## WRITTEN TASK
Give the listing again exactly, omitting its images.

## GIVEN RECORDS
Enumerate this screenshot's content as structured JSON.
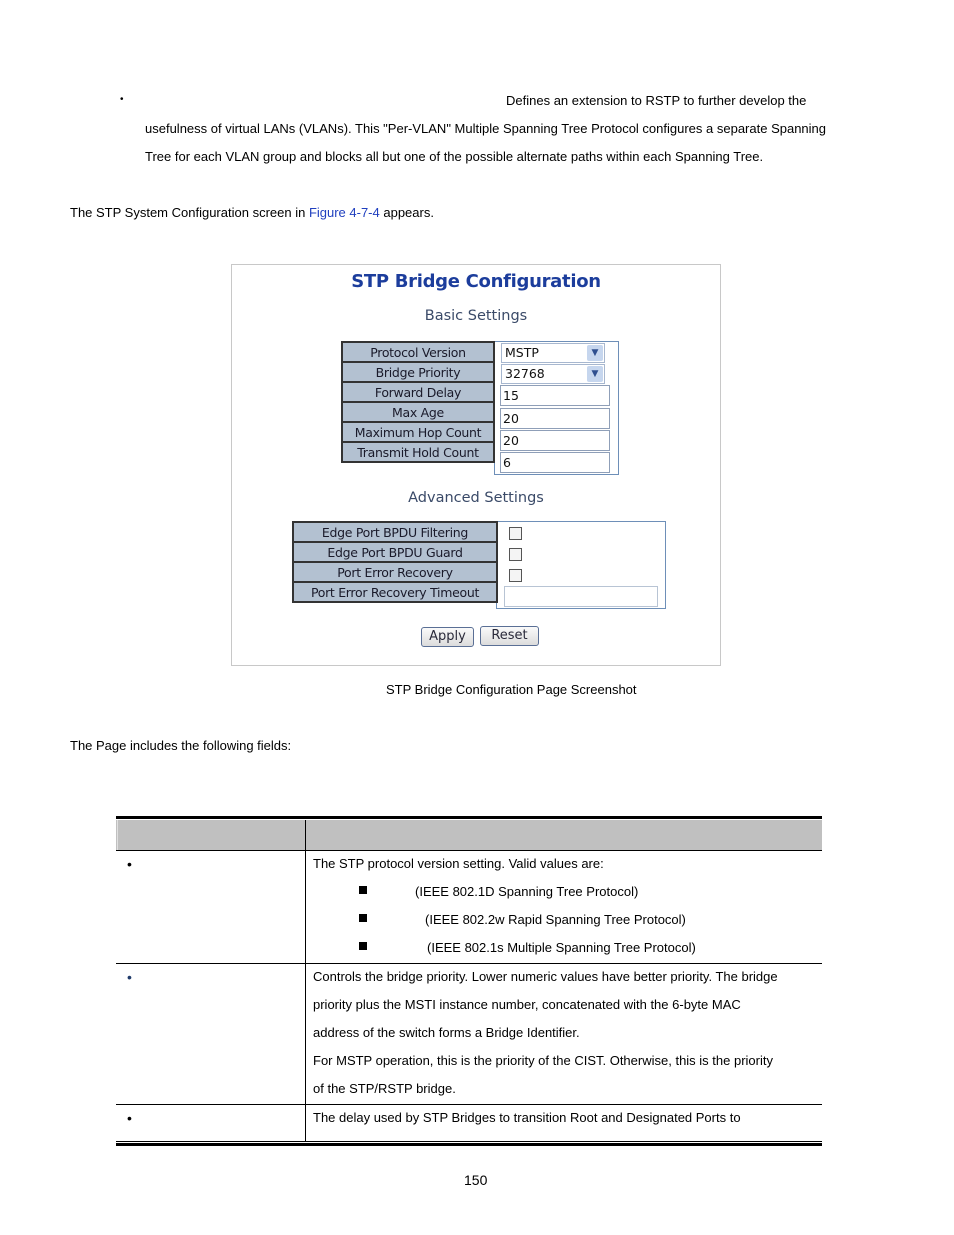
{
  "intro": {
    "bullet_lines": [
      "Defines an extension to RSTP to further develop the",
      "usefulness of virtual LANs (VLANs). This \"Per-VLAN\" Multiple Spanning Tree Protocol configures a separate Spanning",
      "Tree for each VLAN group and blocks all but one of the possible alternate paths within each Spanning Tree."
    ],
    "screen_sentence_pre": "The STP System Configuration screen in ",
    "figure_link": "Figure 4-7-4",
    "screen_sentence_post": " appears."
  },
  "figure": {
    "title": "STP Bridge Configuration",
    "basic_heading": "Basic Settings",
    "basic_settings": [
      {
        "label": "Protocol Version",
        "type": "select",
        "value": "MSTP"
      },
      {
        "label": "Bridge Priority",
        "type": "select",
        "value": "32768"
      },
      {
        "label": "Forward Delay",
        "type": "text",
        "value": "15"
      },
      {
        "label": "Max Age",
        "type": "text",
        "value": "20"
      },
      {
        "label": "Maximum Hop Count",
        "type": "text",
        "value": "20"
      },
      {
        "label": "Transmit Hold Count",
        "type": "text",
        "value": "6"
      }
    ],
    "advanced_heading": "Advanced Settings",
    "advanced_settings": [
      {
        "label": "Edge Port BPDU Filtering",
        "type": "checkbox",
        "checked": false
      },
      {
        "label": "Edge Port BPDU Guard",
        "type": "checkbox",
        "checked": false
      },
      {
        "label": "Port Error Recovery",
        "type": "checkbox",
        "checked": false
      },
      {
        "label": "Port Error Recovery Timeout",
        "type": "text",
        "value": ""
      }
    ],
    "apply_label": "Apply",
    "reset_label": "Reset",
    "caption": "STP Bridge Configuration Page Screenshot"
  },
  "fields_intro": "The Page includes the following fields:",
  "fields_table": {
    "header": [
      "",
      ""
    ],
    "rows": [
      {
        "object": "",
        "description": "The STP protocol version setting. Valid values are:",
        "sub_items": [
          "(IEEE 802.1D Spanning Tree Protocol)",
          "(IEEE 802.2w Rapid Spanning Tree Protocol)",
          "(IEEE 802.1s Multiple Spanning Tree Protocol)"
        ]
      },
      {
        "object": "",
        "description_lines": [
          "Controls the bridge priority. Lower numeric values have better priority. The bridge",
          "priority plus the MSTI instance number, concatenated with the 6-byte MAC",
          "address of the switch forms a Bridge Identifier.",
          "For MSTP operation, this is the priority of the CIST. Otherwise, this is the priority",
          "of the STP/RSTP bridge."
        ]
      },
      {
        "object": "",
        "description": "The delay used by STP Bridges to transition Root and Designated Ports to"
      }
    ]
  },
  "page_number": "150",
  "colors": {
    "link": "#1f3fbf",
    "figure_title": "#1c3d9c",
    "label_cell": "#b3c1d1",
    "table_header": "#c0c0c0"
  }
}
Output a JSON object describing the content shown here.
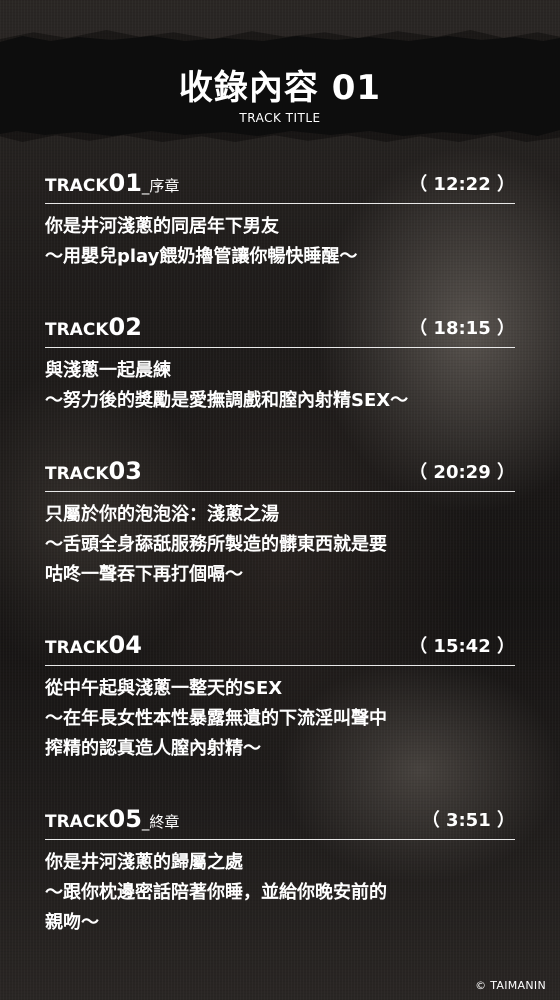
{
  "header": {
    "title": "收錄內容 01",
    "subtitle": "TRACK TITLE"
  },
  "tracks": [
    {
      "word": "TRACK",
      "num": "01",
      "suffix": "_序章",
      "time": "（ 12:22 ）",
      "lines": [
        "你是井河淺蔥的同居年下男友",
        "～用嬰兒play餵奶擼管讓你暢快睡醒～"
      ]
    },
    {
      "word": "TRACK",
      "num": "02",
      "suffix": "",
      "time": "（ 18:15 ）",
      "lines": [
        "與淺蔥一起晨練",
        "～努力後的獎勵是愛撫調戲和膣內射精SEX～"
      ]
    },
    {
      "word": "TRACK",
      "num": "03",
      "suffix": "",
      "time": "（ 20:29 ）",
      "lines": [
        "只屬於你的泡泡浴：淺蔥之湯",
        "～舌頭全身舔舐服務所製造的髒東西就是要",
        "咕咚一聲吞下再打個嗝～"
      ]
    },
    {
      "word": "TRACK",
      "num": "04",
      "suffix": "",
      "time": "（ 15:42 ）",
      "lines": [
        "從中午起與淺蔥一整天的SEX",
        "～在年長女性本性暴露無遺的下流淫叫聲中",
        "搾精的認真造人膣內射精～"
      ]
    },
    {
      "word": "TRACK",
      "num": "05",
      "suffix": "_終章",
      "time": "（ 3:51 ）",
      "lines": [
        "你是井河淺蔥的歸屬之處",
        "～跟你枕邊密話陪著你睡，並給你晚安前的",
        "親吻～"
      ]
    }
  ],
  "footer": {
    "copyright": "© TAIMANIN"
  }
}
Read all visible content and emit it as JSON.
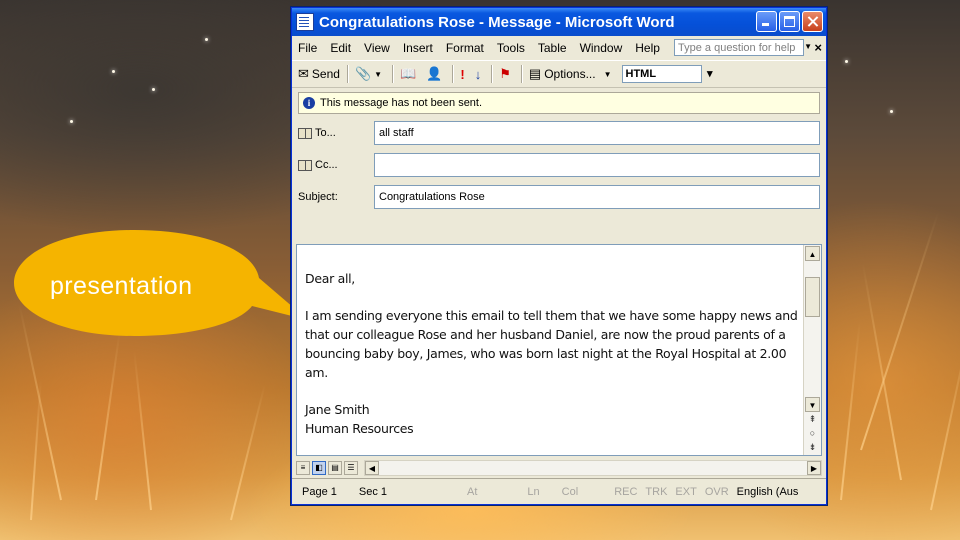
{
  "window": {
    "title": "Congratulations Rose - Message - Microsoft Word"
  },
  "menu": {
    "items": [
      "File",
      "Edit",
      "View",
      "Insert",
      "Format",
      "Tools",
      "Table",
      "Window",
      "Help"
    ],
    "help_placeholder": "Type a question for help"
  },
  "toolbar": {
    "send_label": "Send",
    "options_label": "Options...",
    "format_value": "HTML"
  },
  "infobar": {
    "text": "This message has not been sent."
  },
  "fields": {
    "to_label": "To...",
    "to_value": "all staff",
    "cc_label": "Cc...",
    "cc_value": "",
    "subject_label": "Subject:",
    "subject_value": "Congratulations Rose"
  },
  "message": {
    "greeting": "Dear all,",
    "paragraph": "I am sending everyone this email to tell them that we have some happy news and that our colleague Rose and her husband Daniel, are now the proud parents of a bouncing baby boy, James, who was born last night at the Royal Hospital at 2.00 am.",
    "signature_name": "Jane Smith",
    "signature_dept": "Human Resources"
  },
  "statusbar": {
    "page": "Page 1",
    "section": "Sec 1",
    "at": "At",
    "ln": "Ln",
    "col": "Col",
    "rec": "REC",
    "trk": "TRK",
    "ext": "EXT",
    "ovr": "OVR",
    "language": "English (Aus"
  },
  "callout": {
    "label": "presentation",
    "fill_color": "#f5b400"
  }
}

## CORRECT ANSWER
Enumerate this screenshot's content as structured JSON.
{
  "intro": {
    "bullet_lines": [
      "Defines an extension to RSTP to further develop the",
      "usefulness of virtual LANs (VLANs). This \"Per-VLAN\" Multiple Spanning Tree Protocol configures a separate Spanning",
      "Tree for each VLAN group and blocks all but one of the possible alternate paths within each Spanning Tree."
    ],
    "screen_sentence_pre": "The STP System Configuration screen in ",
    "figure_link": "Figure 4-7-4",
    "screen_sentence_post": " appears."
  },
  "figure": {
    "title": "STP Bridge Configuration",
    "basic_heading": "Basic Settings",
    "basic_settings": [
      {
        "label": "Protocol Version",
        "type": "select",
        "value": "MSTP"
      },
      {
        "label": "Bridge Priority",
        "type": "select",
        "value": "32768"
      },
      {
        "label": "Forward Delay",
        "type": "text",
        "value": "15"
      },
      {
        "label": "Max Age",
        "type": "text",
        "value": "20"
      },
      {
        "label": "Maximum Hop Count",
        "type": "text",
        "value": "20"
      },
      {
        "label": "Transmit Hold Count",
        "type": "text",
        "value": "6"
      }
    ],
    "advanced_heading": "Advanced Settings",
    "advanced_settings": [
      {
        "label": "Edge Port BPDU Filtering",
        "type": "checkbox",
        "checked": false
      },
      {
        "label": "Edge Port BPDU Guard",
        "type": "checkbox",
        "checked": false
      },
      {
        "label": "Port Error Recovery",
        "type": "checkbox",
        "checked": false
      },
      {
        "label": "Port Error Recovery Timeout",
        "type": "text",
        "value": ""
      }
    ],
    "apply_label": "Apply",
    "reset_label": "Reset",
    "caption": "STP Bridge Configuration Page Screenshot"
  },
  "fields_intro": "The Page includes the following fields:",
  "fields_table": {
    "header": [
      "",
      ""
    ],
    "rows": [
      {
        "object": "",
        "description": "The STP protocol version setting. Valid values are:",
        "sub_items": [
          "(IEEE 802.1D Spanning Tree Protocol)",
          "(IEEE 802.2w Rapid Spanning Tree Protocol)",
          "(IEEE 802.1s Multiple Spanning Tree Protocol)"
        ]
      },
      {
        "object": "",
        "description_lines": [
          "Controls the bridge priority. Lower numeric values have better priority. The bridge",
          "priority plus the MSTI instance number, concatenated with the 6-byte MAC",
          "address of the switch forms a Bridge Identifier.",
          "For MSTP operation, this is the priority of the CIST. Otherwise, this is the priority",
          "of the STP/RSTP bridge."
        ]
      },
      {
        "object": "",
        "description": "The delay used by STP Bridges to transition Root and Designated Ports to"
      }
    ]
  },
  "page_number": "150",
  "colors": {
    "link": "#1f3fbf",
    "figure_title": "#1c3d9c",
    "label_cell": "#b3c1d1",
    "table_header": "#c0c0c0"
  }
}
Output a JSON object describing the content shown here.
{
  "header": {
    "title": "收錄內容 01",
    "subtitle": "TRACK TITLE"
  },
  "tracks": [
    {
      "word": "TRACK",
      "num": "01",
      "suffix": "_序章",
      "time": "（ 12:22 ）",
      "lines": [
        "你是井河淺蔥的同居年下男友",
        "～用嬰兒play餵奶擼管讓你暢快睡醒～"
      ]
    },
    {
      "word": "TRACK",
      "num": "02",
      "suffix": "",
      "time": "（ 18:15 ）",
      "lines": [
        "與淺蔥一起晨練",
        "～努力後的獎勵是愛撫調戲和膣內射精SEX～"
      ]
    },
    {
      "word": "TRACK",
      "num": "03",
      "suffix": "",
      "time": "（ 20:29 ）",
      "lines": [
        "只屬於你的泡泡浴：淺蔥之湯",
        "～舌頭全身舔舐服務所製造的髒東西就是要",
        "咕咚一聲吞下再打個嗝～"
      ]
    },
    {
      "word": "TRACK",
      "num": "04",
      "suffix": "",
      "time": "（ 15:42 ）",
      "lines": [
        "從中午起與淺蔥一整天的SEX",
        "～在年長女性本性暴露無遺的下流淫叫聲中",
        "搾精的認真造人膣內射精～"
      ]
    },
    {
      "word": "TRACK",
      "num": "05",
      "suffix": "_終章",
      "time": "（ 3:51 ）",
      "lines": [
        "你是井河淺蔥的歸屬之處",
        "～跟你枕邊密話陪著你睡，並給你晚安前的",
        "親吻～"
      ]
    }
  ],
  "footer": {
    "copyright": "© TAIMANIN"
  }
}
Read all visible content and emit it as JSON.
{
  "window": {
    "title": "Congratulations Rose - Message - Microsoft Word"
  },
  "menu": {
    "items": [
      "File",
      "Edit",
      "View",
      "Insert",
      "Format",
      "Tools",
      "Table",
      "Window",
      "Help"
    ],
    "help_placeholder": "Type a question for help"
  },
  "toolbar": {
    "send_label": "Send",
    "options_label": "Options...",
    "format_value": "HTML"
  },
  "infobar": {
    "text": "This message has not been sent."
  },
  "fields": {
    "to_label": "To...",
    "to_value": "all staff",
    "cc_label": "Cc...",
    "cc_value": "",
    "subject_label": "Subject:",
    "subject_value": "Congratulations Rose"
  },
  "message": {
    "greeting": "Dear all,",
    "paragraph": "I am sending everyone this email to tell them that we have some happy news and that our colleague Rose and her husband Daniel, are now the proud parents of a bouncing baby boy, James, who was born last night at the Royal Hospital at 2.00 am.",
    "signature_name": "Jane Smith",
    "signature_dept": "Human Resources"
  },
  "statusbar": {
    "page": "Page 1",
    "section": "Sec 1",
    "at": "At",
    "ln": "Ln",
    "col": "Col",
    "rec": "REC",
    "trk": "TRK",
    "ext": "EXT",
    "ovr": "OVR",
    "language": "English (Aus"
  },
  "callout": {
    "label": "presentation",
    "fill_color": "#f5b400"
  }
}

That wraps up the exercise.